**What you need to do:**
Repeat, exactly and in full, the lines of the listing below, but without any pictures.
————————
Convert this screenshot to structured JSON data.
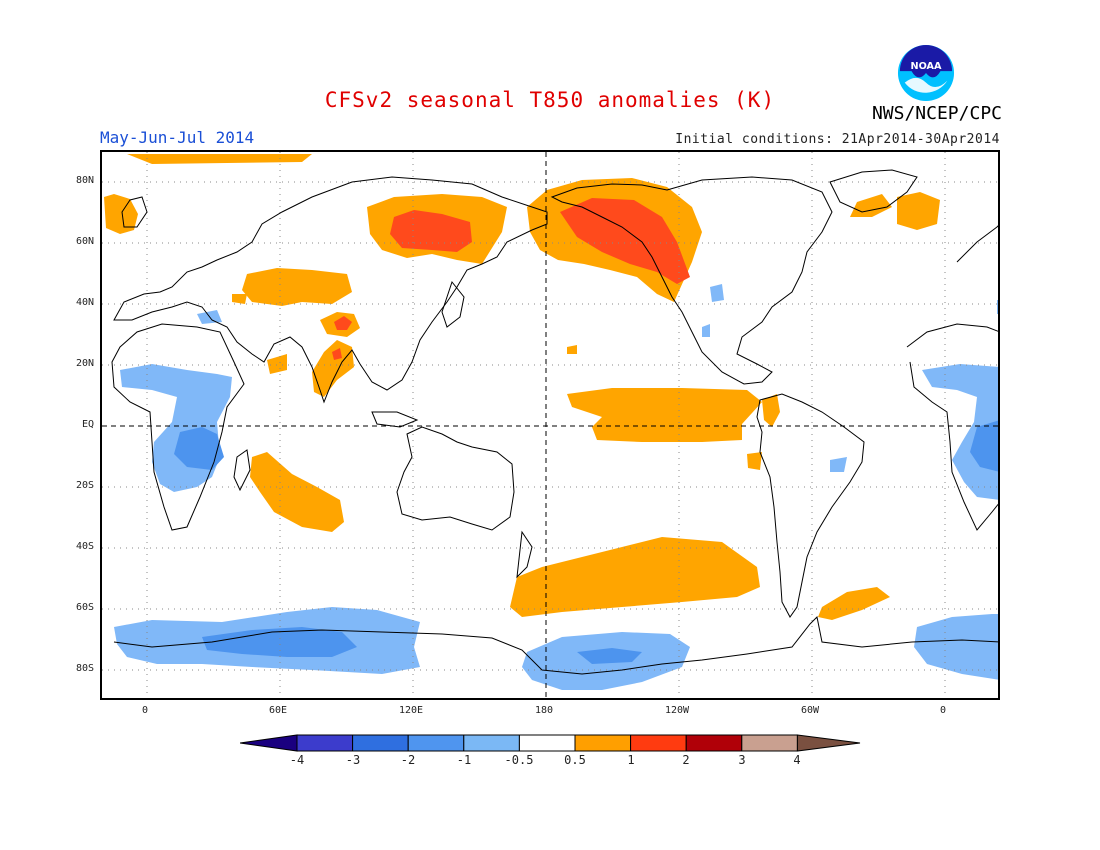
{
  "title": "CFSv2 seasonal T850 anomalies (K)",
  "season": "May-Jun-Jul 2014",
  "initial_conditions": "Initial conditions: 21Apr2014-30Apr2014",
  "agency": "NWS/NCEP/CPC",
  "logo_text": "NOAA",
  "lat_labels": [
    "80N",
    "60N",
    "40N",
    "20N",
    "EQ",
    "20S",
    "40S",
    "60S",
    "80S"
  ],
  "lon_labels": [
    "0",
    "60E",
    "120E",
    "180",
    "120W",
    "60W",
    "0"
  ],
  "colorbar": {
    "labels": [
      "-4",
      "-3",
      "-2",
      "-1",
      "-0.5",
      "0.5",
      "1",
      "2",
      "3",
      "4"
    ],
    "colors": [
      "#1a0080",
      "#3c3ccc",
      "#2f6fe0",
      "#4f95ef",
      "#7bb8f5",
      "#ffffff",
      "#ff9f00",
      "#ff3b10",
      "#b00008",
      "#c9a090",
      "#7a5040"
    ]
  },
  "colors": {
    "warm_light": "#ffa500",
    "warm_mid": "#ff4a1c",
    "cool_light": "#80b8f8",
    "cool_mid": "#4d94ee",
    "title": "#e00000",
    "season": "#1a4fd6"
  }
}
————————
**The response:**
Convert this screenshot to structured JSON data.
{
  "title": "CFSv2 seasonal T850 anomalies (K)",
  "season": "May-Jun-Jul 2014",
  "initial_conditions": "Initial conditions: 21Apr2014-30Apr2014",
  "agency": "NWS/NCEP/CPC",
  "logo_text": "NOAA",
  "lat_labels": [
    "80N",
    "60N",
    "40N",
    "20N",
    "EQ",
    "20S",
    "40S",
    "60S",
    "80S"
  ],
  "lon_labels": [
    "0",
    "60E",
    "120E",
    "180",
    "120W",
    "60W",
    "0"
  ],
  "colorbar": {
    "labels": [
      "-4",
      "-3",
      "-2",
      "-1",
      "-0.5",
      "0.5",
      "1",
      "2",
      "3",
      "4"
    ],
    "colors": [
      "#1a0080",
      "#3c3ccc",
      "#2f6fe0",
      "#4f95ef",
      "#7bb8f5",
      "#ffffff",
      "#ff9f00",
      "#ff3b10",
      "#b00008",
      "#c9a090",
      "#7a5040"
    ]
  },
  "colors": {
    "warm_light": "#ffa500",
    "warm_mid": "#ff4a1c",
    "cool_light": "#80b8f8",
    "cool_mid": "#4d94ee",
    "title": "#e00000",
    "season": "#1a4fd6"
  }
}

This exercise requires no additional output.